→ The task
Pull out every line in the data that has the string "this" in it.
* Begin Input data *
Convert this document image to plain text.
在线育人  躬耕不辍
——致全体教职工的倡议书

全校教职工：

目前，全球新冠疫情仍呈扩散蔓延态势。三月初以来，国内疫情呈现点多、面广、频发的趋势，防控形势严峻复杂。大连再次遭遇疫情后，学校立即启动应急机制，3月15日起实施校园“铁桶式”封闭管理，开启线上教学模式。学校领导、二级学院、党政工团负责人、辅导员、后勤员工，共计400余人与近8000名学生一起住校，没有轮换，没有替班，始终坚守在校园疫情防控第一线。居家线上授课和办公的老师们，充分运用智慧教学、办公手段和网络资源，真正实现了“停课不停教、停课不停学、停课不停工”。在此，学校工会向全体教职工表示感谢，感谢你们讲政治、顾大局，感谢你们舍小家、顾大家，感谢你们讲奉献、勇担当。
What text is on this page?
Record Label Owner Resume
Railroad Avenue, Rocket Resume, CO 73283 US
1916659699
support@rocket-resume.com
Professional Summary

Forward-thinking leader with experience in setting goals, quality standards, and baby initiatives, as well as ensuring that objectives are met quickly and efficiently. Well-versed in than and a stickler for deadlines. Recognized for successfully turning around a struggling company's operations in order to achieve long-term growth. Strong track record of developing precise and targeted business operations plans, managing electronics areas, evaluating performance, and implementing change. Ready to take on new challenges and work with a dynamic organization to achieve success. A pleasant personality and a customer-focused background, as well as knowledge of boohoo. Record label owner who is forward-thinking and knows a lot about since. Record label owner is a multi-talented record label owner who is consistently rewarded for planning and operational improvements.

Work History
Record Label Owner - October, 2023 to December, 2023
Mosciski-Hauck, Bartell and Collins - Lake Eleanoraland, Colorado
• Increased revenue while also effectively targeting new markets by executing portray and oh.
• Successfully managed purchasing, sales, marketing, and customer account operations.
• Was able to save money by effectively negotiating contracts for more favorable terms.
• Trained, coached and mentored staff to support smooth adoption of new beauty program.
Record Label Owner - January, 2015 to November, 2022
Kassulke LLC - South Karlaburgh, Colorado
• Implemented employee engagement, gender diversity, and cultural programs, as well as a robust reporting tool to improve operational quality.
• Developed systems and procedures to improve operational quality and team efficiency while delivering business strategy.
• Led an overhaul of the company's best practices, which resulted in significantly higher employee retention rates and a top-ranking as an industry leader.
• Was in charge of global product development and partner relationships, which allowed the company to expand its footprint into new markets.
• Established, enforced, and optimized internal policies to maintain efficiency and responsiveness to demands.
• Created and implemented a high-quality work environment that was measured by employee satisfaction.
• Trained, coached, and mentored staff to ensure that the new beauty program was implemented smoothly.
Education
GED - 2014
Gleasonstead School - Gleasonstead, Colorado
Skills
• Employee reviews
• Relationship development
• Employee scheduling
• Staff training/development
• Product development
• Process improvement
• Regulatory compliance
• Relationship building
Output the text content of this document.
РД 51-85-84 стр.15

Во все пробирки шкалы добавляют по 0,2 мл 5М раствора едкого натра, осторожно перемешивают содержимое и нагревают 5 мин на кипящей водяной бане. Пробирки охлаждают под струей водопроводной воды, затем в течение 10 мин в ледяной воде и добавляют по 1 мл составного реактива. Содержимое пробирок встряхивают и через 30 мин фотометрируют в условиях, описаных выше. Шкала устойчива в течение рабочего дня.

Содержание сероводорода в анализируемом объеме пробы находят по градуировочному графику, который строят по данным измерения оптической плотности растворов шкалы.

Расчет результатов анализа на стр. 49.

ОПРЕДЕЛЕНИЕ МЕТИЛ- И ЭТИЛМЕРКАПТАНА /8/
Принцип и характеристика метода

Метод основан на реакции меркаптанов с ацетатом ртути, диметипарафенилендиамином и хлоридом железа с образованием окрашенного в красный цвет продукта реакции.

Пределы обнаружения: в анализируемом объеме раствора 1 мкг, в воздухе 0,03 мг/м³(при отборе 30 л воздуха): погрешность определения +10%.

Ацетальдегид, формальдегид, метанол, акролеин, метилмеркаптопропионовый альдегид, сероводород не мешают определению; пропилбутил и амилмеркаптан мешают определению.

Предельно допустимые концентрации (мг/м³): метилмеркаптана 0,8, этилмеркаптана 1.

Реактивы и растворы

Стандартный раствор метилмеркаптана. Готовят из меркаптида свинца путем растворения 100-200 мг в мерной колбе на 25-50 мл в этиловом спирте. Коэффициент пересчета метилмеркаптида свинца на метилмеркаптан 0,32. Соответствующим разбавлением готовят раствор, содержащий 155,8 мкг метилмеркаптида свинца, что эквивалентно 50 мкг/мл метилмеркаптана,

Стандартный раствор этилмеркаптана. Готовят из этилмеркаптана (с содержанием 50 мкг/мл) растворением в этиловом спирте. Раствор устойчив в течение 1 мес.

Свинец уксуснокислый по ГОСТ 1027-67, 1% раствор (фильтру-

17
* End Input data *
→ Full output
Convert this document image to plain text.
What text is on this page?
Output the text content of this document.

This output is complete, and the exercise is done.